## PROBLEM TO SOLVE
Will you output the entries below exactly, skipping every image they contain?

----------------

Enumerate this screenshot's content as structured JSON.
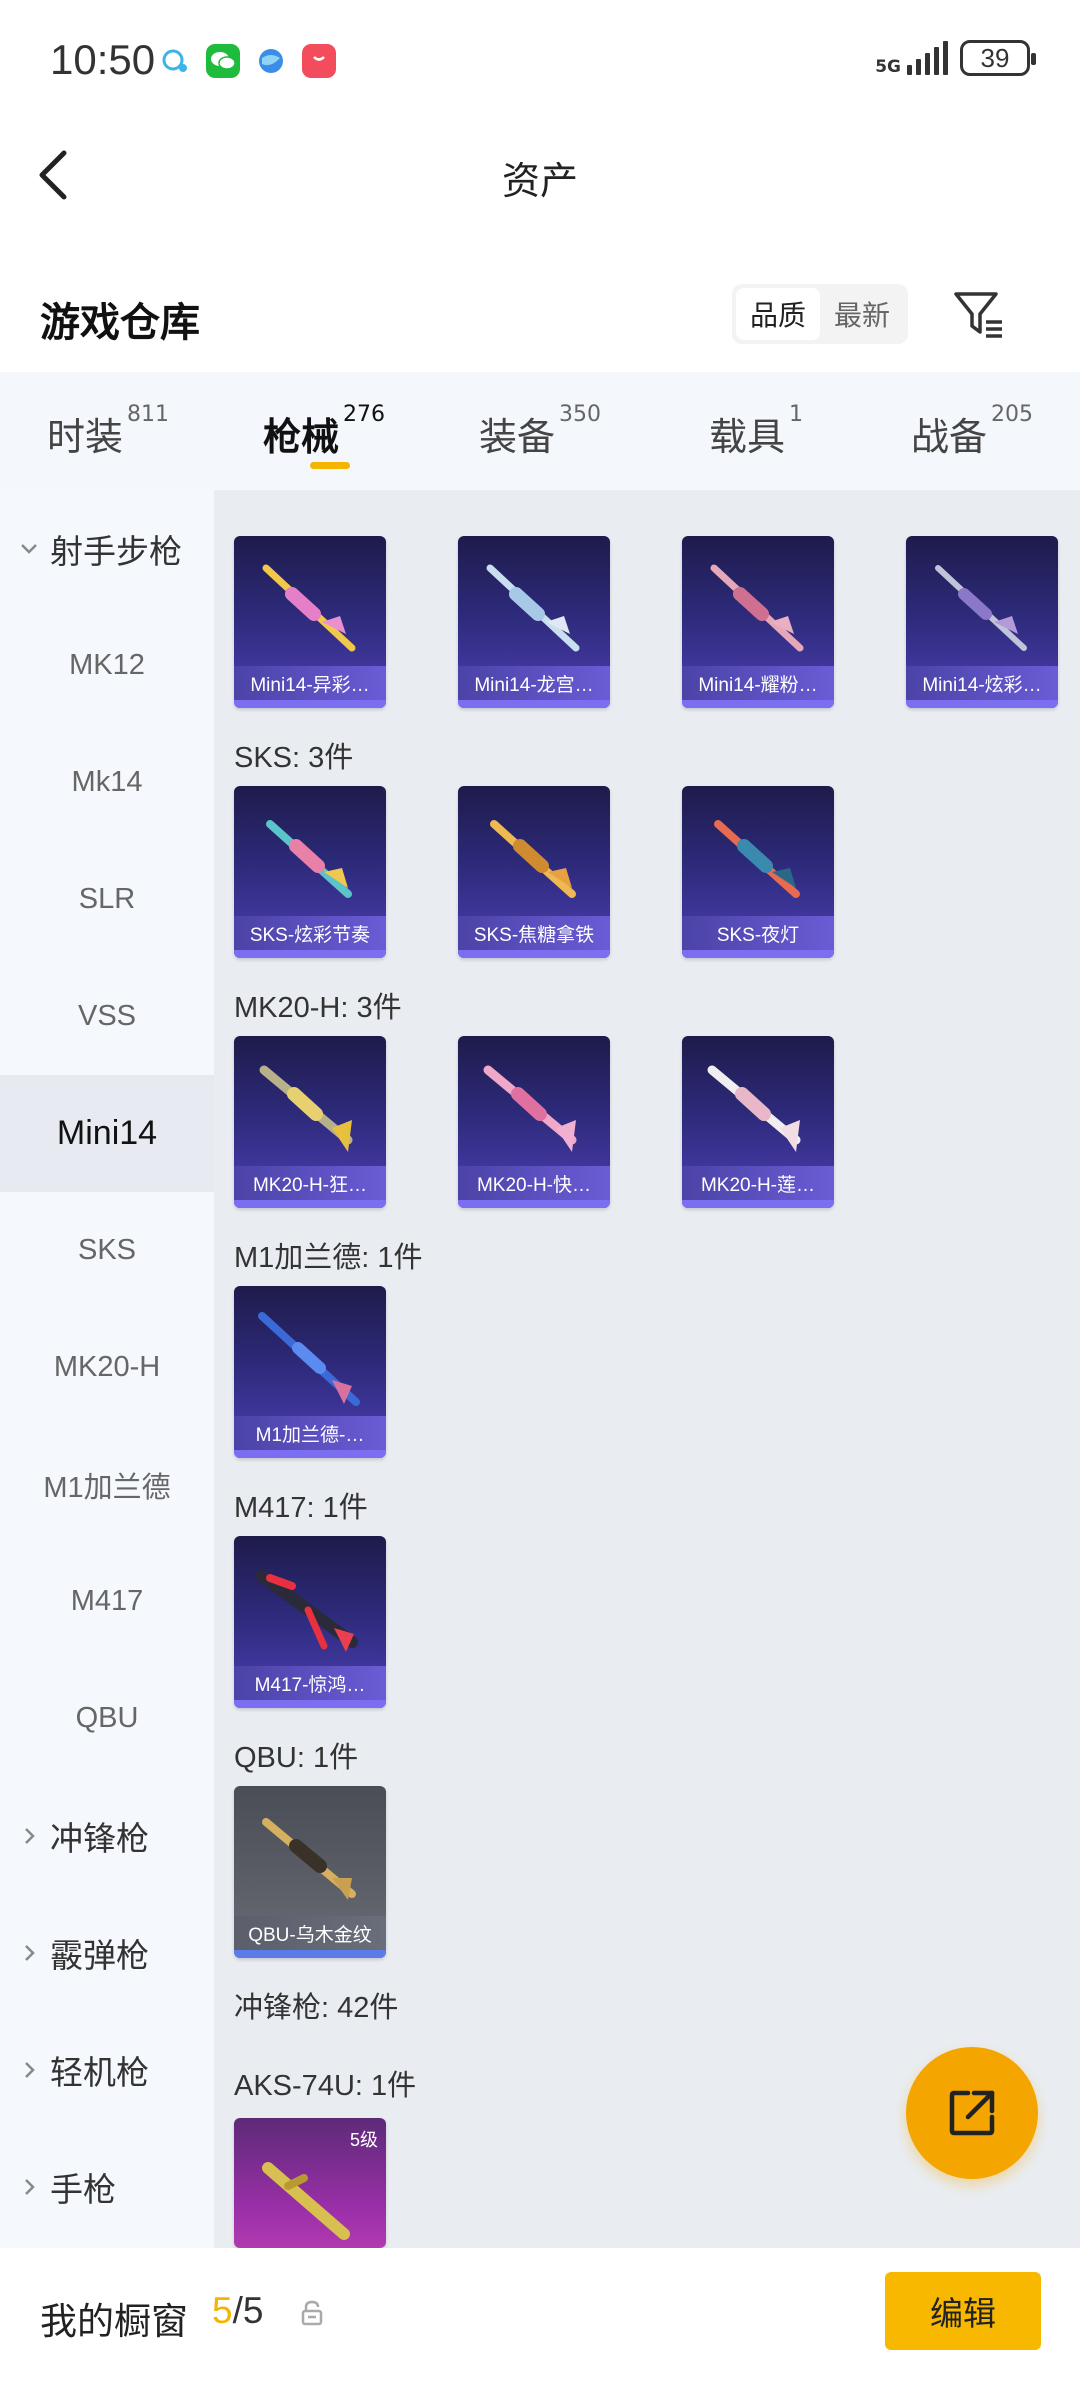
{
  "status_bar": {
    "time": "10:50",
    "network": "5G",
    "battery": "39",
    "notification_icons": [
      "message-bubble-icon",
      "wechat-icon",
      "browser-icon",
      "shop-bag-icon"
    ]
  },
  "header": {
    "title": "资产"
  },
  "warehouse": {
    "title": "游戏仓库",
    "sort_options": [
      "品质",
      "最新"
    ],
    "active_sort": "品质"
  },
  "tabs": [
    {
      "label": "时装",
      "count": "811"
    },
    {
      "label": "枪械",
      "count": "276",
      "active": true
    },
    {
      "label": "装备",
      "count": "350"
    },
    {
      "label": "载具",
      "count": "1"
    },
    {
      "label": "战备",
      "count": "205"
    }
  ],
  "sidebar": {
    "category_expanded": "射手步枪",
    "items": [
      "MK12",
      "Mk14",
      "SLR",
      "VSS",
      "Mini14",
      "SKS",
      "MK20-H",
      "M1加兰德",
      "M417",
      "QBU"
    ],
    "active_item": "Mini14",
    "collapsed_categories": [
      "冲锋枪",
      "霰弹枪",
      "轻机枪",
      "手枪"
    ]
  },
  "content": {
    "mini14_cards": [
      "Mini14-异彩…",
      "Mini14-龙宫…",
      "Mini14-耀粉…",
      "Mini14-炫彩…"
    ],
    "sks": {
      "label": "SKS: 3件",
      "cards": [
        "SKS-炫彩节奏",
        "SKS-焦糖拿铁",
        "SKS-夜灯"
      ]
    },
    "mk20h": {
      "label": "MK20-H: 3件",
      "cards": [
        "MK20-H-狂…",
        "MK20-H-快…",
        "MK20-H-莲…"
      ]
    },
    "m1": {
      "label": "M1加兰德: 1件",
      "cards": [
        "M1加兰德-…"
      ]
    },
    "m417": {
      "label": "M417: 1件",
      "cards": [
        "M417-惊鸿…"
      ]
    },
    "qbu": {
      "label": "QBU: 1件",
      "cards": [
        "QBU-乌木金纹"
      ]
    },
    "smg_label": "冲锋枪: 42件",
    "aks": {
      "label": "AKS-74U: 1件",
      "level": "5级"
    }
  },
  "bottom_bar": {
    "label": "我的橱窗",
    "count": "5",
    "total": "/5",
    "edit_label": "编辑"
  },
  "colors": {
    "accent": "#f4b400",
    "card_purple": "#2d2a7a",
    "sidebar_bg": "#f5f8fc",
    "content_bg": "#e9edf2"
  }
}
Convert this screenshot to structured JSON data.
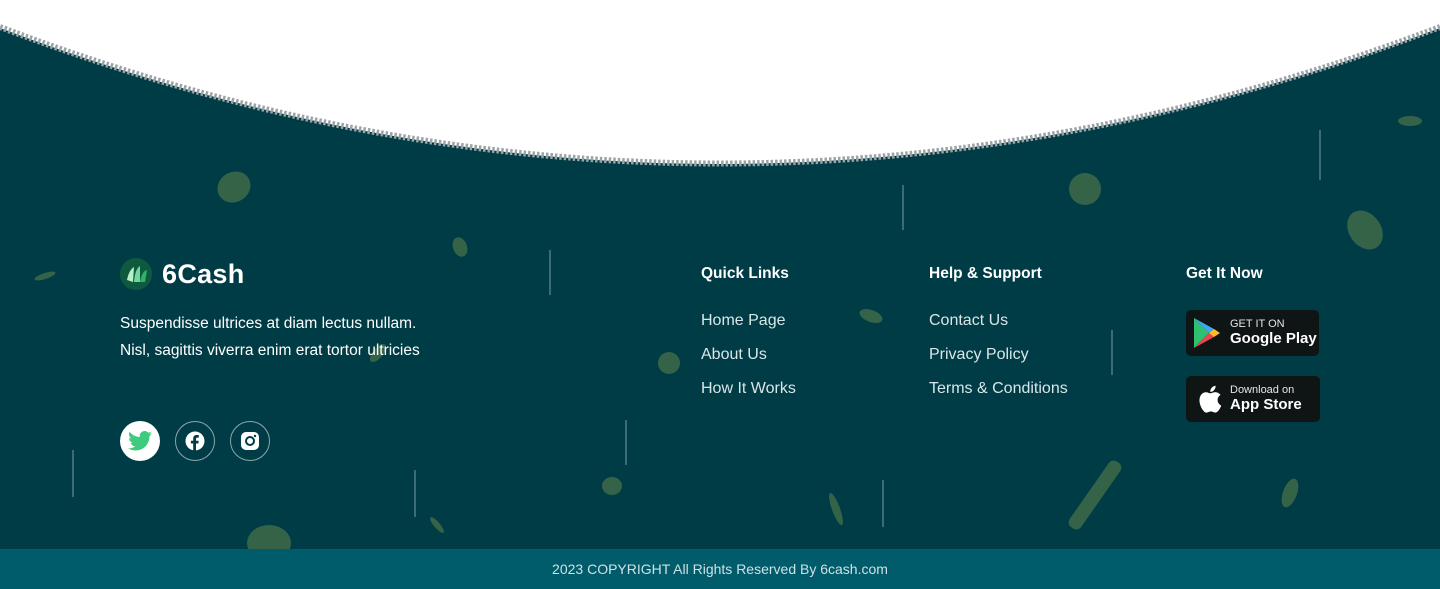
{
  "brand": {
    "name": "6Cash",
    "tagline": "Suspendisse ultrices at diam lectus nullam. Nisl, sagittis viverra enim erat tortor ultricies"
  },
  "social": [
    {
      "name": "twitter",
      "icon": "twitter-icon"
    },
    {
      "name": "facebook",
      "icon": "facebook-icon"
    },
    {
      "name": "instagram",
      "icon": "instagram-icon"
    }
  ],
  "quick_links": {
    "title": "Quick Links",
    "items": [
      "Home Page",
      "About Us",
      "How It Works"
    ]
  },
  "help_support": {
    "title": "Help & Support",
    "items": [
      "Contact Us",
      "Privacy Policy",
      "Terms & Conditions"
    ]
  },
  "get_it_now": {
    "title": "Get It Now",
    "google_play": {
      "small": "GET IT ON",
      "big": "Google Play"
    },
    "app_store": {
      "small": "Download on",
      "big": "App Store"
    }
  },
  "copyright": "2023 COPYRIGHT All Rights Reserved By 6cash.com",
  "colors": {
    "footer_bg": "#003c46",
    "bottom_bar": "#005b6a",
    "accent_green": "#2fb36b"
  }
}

----------------

## FINISHED TASK
Enumerate this screenshot's content as structured JSON.
{
  "status_bar": {
    "time": "10:50",
    "network": "5G",
    "battery": "39",
    "notification_icons": [
      "message-bubble-icon",
      "wechat-icon",
      "browser-icon",
      "shop-bag-icon"
    ]
  },
  "header": {
    "title": "资产"
  },
  "warehouse": {
    "title": "游戏仓库",
    "sort_options": [
      "品质",
      "最新"
    ],
    "active_sort": "品质"
  },
  "tabs": [
    {
      "label": "时装",
      "count": "811"
    },
    {
      "label": "枪械",
      "count": "276",
      "active": true
    },
    {
      "label": "装备",
      "count": "350"
    },
    {
      "label": "载具",
      "count": "1"
    },
    {
      "label": "战备",
      "count": "205"
    }
  ],
  "sidebar": {
    "category_expanded": "射手步枪",
    "items": [
      "MK12",
      "Mk14",
      "SLR",
      "VSS",
      "Mini14",
      "SKS",
      "MK20-H",
      "M1加兰德",
      "M417",
      "QBU"
    ],
    "active_item": "Mini14",
    "collapsed_categories": [
      "冲锋枪",
      "霰弹枪",
      "轻机枪",
      "手枪"
    ]
  },
  "content": {
    "mini14_cards": [
      "Mini14-异彩…",
      "Mini14-龙宫…",
      "Mini14-耀粉…",
      "Mini14-炫彩…"
    ],
    "sks": {
      "label": "SKS: 3件",
      "cards": [
        "SKS-炫彩节奏",
        "SKS-焦糖拿铁",
        "SKS-夜灯"
      ]
    },
    "mk20h": {
      "label": "MK20-H: 3件",
      "cards": [
        "MK20-H-狂…",
        "MK20-H-快…",
        "MK20-H-莲…"
      ]
    },
    "m1": {
      "label": "M1加兰德: 1件",
      "cards": [
        "M1加兰德-…"
      ]
    },
    "m417": {
      "label": "M417: 1件",
      "cards": [
        "M417-惊鸿…"
      ]
    },
    "qbu": {
      "label": "QBU: 1件",
      "cards": [
        "QBU-乌木金纹"
      ]
    },
    "smg_label": "冲锋枪: 42件",
    "aks": {
      "label": "AKS-74U: 1件",
      "level": "5级"
    }
  },
  "bottom_bar": {
    "label": "我的橱窗",
    "count": "5",
    "total": "/5",
    "edit_label": "编辑"
  },
  "colors": {
    "accent": "#f4b400",
    "card_purple": "#2d2a7a",
    "sidebar_bg": "#f5f8fc",
    "content_bg": "#e9edf2"
  }
}
Convert this screenshot to structured JSON data.
{
  "brand": {
    "name": "6Cash",
    "tagline": "Suspendisse ultrices at diam lectus nullam. Nisl, sagittis viverra enim erat tortor ultricies"
  },
  "social": [
    {
      "name": "twitter",
      "icon": "twitter-icon"
    },
    {
      "name": "facebook",
      "icon": "facebook-icon"
    },
    {
      "name": "instagram",
      "icon": "instagram-icon"
    }
  ],
  "quick_links": {
    "title": "Quick Links",
    "items": [
      "Home Page",
      "About Us",
      "How It Works"
    ]
  },
  "help_support": {
    "title": "Help & Support",
    "items": [
      "Contact Us",
      "Privacy Policy",
      "Terms & Conditions"
    ]
  },
  "get_it_now": {
    "title": "Get It Now",
    "google_play": {
      "small": "GET IT ON",
      "big": "Google Play"
    },
    "app_store": {
      "small": "Download on",
      "big": "App Store"
    }
  },
  "copyright": "2023 COPYRIGHT All Rights Reserved By 6cash.com",
  "colors": {
    "footer_bg": "#003c46",
    "bottom_bar": "#005b6a",
    "accent_green": "#2fb36b"
  }
}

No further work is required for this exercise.